Figure record extracts

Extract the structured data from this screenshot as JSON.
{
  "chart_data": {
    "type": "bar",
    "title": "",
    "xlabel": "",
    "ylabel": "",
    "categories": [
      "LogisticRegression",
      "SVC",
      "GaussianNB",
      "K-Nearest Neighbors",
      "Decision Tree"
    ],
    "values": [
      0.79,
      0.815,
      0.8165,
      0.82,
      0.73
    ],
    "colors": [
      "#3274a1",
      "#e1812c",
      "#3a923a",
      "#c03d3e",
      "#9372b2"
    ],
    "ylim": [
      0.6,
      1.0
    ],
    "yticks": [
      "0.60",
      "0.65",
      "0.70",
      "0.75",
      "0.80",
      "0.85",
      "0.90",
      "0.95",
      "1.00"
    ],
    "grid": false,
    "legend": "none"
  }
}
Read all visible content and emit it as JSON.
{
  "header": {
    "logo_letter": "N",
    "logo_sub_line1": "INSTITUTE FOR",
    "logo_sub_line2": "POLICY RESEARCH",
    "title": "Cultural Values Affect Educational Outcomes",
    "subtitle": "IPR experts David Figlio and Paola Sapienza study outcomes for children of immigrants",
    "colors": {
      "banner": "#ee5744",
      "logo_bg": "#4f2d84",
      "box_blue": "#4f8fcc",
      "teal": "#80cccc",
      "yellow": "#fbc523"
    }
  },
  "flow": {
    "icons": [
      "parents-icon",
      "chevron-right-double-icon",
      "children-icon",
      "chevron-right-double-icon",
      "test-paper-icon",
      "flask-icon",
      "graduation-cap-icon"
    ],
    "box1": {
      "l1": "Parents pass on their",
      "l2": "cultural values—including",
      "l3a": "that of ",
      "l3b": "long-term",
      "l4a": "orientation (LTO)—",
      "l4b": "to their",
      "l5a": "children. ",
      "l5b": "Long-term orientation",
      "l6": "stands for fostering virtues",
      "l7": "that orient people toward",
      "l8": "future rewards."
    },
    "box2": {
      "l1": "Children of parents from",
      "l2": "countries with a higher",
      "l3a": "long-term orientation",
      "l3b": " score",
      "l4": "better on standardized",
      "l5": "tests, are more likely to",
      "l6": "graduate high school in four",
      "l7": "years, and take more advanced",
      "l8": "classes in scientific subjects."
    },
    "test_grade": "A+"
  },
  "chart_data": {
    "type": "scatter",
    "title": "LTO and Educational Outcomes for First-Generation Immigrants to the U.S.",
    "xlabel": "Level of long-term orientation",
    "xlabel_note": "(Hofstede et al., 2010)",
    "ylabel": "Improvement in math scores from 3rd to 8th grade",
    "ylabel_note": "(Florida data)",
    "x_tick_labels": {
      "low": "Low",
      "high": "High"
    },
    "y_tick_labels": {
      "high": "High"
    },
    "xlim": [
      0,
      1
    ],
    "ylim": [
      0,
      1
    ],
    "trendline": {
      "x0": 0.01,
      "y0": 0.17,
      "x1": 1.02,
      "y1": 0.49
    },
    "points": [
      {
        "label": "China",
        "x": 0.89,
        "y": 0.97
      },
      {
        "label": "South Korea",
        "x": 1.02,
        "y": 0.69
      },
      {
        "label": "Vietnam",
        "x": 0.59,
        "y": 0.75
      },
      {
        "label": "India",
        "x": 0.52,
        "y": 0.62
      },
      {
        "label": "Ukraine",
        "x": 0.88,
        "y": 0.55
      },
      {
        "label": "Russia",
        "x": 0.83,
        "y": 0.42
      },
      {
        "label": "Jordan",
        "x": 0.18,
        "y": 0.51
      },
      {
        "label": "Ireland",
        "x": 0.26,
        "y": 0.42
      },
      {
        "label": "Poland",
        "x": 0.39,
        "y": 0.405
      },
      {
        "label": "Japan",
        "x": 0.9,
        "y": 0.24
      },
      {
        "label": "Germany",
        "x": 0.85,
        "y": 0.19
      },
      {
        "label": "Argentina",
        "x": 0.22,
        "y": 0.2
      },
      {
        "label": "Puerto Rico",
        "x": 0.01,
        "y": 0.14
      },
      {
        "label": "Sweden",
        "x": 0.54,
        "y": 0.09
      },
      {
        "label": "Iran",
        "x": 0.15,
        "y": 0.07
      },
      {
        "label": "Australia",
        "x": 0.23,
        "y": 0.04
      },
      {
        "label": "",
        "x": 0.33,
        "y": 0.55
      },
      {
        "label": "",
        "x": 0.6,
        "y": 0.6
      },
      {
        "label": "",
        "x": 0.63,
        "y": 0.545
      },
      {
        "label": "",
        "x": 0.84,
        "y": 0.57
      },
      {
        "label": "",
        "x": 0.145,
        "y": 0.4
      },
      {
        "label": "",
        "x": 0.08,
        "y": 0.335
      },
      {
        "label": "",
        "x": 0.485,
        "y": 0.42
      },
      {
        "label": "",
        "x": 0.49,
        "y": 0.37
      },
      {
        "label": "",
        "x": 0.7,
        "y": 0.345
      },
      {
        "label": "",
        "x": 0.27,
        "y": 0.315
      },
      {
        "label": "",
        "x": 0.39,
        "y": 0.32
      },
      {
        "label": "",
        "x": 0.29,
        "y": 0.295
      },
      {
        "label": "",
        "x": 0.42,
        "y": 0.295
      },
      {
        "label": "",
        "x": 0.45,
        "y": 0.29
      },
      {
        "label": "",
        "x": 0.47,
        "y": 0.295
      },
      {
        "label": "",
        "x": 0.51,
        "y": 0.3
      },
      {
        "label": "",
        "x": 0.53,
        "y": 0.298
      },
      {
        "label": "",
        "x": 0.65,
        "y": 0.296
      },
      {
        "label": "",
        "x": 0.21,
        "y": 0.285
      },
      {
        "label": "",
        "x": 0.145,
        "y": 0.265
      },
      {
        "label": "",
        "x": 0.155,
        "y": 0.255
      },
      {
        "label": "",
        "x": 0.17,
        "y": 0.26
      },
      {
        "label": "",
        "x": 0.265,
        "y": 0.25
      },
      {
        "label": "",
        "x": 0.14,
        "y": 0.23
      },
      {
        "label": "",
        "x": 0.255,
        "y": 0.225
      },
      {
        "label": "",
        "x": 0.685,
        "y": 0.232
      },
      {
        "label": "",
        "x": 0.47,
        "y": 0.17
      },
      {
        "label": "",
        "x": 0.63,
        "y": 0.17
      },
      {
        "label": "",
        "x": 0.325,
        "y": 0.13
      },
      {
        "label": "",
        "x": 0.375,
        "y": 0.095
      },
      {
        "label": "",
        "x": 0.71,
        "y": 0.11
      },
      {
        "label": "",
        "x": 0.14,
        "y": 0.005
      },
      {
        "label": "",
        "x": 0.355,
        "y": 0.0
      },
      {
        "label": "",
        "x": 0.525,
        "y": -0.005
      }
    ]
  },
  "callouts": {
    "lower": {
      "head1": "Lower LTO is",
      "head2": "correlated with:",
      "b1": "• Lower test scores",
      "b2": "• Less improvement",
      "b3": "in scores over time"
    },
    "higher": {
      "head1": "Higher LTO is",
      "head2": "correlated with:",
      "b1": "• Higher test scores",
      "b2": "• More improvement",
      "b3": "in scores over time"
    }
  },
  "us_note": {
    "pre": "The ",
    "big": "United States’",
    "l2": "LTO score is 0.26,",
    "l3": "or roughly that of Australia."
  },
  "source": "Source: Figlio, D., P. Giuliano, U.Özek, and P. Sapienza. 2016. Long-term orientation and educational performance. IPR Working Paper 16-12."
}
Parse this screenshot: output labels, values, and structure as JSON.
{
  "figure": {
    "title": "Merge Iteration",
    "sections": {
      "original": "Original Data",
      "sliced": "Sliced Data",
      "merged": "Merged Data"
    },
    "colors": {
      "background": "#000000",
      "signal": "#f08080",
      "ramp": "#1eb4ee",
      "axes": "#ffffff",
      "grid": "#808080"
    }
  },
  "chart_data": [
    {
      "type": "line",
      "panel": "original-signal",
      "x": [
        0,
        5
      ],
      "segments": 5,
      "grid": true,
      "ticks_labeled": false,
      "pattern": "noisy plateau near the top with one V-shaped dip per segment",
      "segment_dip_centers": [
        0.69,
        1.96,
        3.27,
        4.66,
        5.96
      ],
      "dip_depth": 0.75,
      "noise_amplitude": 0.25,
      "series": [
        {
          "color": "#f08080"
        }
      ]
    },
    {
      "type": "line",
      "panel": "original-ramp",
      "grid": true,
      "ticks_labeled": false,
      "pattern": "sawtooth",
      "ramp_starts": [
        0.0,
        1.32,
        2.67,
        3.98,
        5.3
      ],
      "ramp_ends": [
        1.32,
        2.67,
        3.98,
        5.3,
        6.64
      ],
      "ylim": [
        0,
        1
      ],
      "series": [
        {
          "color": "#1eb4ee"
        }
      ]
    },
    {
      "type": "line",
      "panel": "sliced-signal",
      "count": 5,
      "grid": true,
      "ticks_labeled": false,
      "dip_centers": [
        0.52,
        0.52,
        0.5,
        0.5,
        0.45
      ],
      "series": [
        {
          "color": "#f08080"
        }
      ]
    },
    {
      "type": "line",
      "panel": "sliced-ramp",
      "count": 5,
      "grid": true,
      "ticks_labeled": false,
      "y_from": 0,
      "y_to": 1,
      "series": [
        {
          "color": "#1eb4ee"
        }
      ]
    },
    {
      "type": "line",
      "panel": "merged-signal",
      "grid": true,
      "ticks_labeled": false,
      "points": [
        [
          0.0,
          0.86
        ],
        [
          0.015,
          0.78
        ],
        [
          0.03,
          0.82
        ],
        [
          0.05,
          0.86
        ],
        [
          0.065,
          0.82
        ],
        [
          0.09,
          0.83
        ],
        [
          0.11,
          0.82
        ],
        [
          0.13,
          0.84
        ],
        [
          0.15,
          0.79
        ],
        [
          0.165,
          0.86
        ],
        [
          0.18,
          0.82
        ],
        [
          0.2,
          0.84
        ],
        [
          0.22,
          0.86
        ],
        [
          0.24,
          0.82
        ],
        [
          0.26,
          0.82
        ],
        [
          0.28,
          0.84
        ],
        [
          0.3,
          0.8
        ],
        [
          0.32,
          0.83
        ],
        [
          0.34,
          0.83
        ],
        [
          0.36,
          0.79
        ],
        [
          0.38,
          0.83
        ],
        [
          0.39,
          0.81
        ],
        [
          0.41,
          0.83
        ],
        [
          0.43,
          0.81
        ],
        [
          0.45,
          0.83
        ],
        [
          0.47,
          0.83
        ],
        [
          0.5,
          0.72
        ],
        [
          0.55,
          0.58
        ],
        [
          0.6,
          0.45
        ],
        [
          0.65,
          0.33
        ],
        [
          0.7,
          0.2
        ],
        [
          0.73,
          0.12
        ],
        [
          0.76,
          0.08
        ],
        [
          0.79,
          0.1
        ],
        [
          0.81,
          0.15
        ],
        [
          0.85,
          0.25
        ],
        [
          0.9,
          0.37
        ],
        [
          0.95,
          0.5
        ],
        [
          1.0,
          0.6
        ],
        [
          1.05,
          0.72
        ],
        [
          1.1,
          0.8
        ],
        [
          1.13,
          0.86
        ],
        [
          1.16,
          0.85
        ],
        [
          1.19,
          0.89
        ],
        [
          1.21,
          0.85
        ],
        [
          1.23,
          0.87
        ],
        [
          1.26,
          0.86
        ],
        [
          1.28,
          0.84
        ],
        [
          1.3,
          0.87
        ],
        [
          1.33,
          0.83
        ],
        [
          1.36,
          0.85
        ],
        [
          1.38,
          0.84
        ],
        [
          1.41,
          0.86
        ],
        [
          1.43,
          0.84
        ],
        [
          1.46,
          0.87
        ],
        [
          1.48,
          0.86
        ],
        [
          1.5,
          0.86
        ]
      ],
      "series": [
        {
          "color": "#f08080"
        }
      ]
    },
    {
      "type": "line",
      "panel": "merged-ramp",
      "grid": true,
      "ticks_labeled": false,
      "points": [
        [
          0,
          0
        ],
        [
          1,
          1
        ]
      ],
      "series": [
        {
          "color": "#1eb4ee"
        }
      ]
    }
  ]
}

__Required work__.
In the material above, show every line where the word "term" turns up.

__Right answer__.
      "l3b": "long-term",
      "l5b": "Long-term orientation",
      "l3a": "long-term orientation",
    "xlabel": "Level of long-term orientation",
  "source": "Source: Figlio, D., P. Giuliano, U.Özek, and P. Sapienza. 2016. Long-term orientation and educational performance. IPR Working Paper 16-12."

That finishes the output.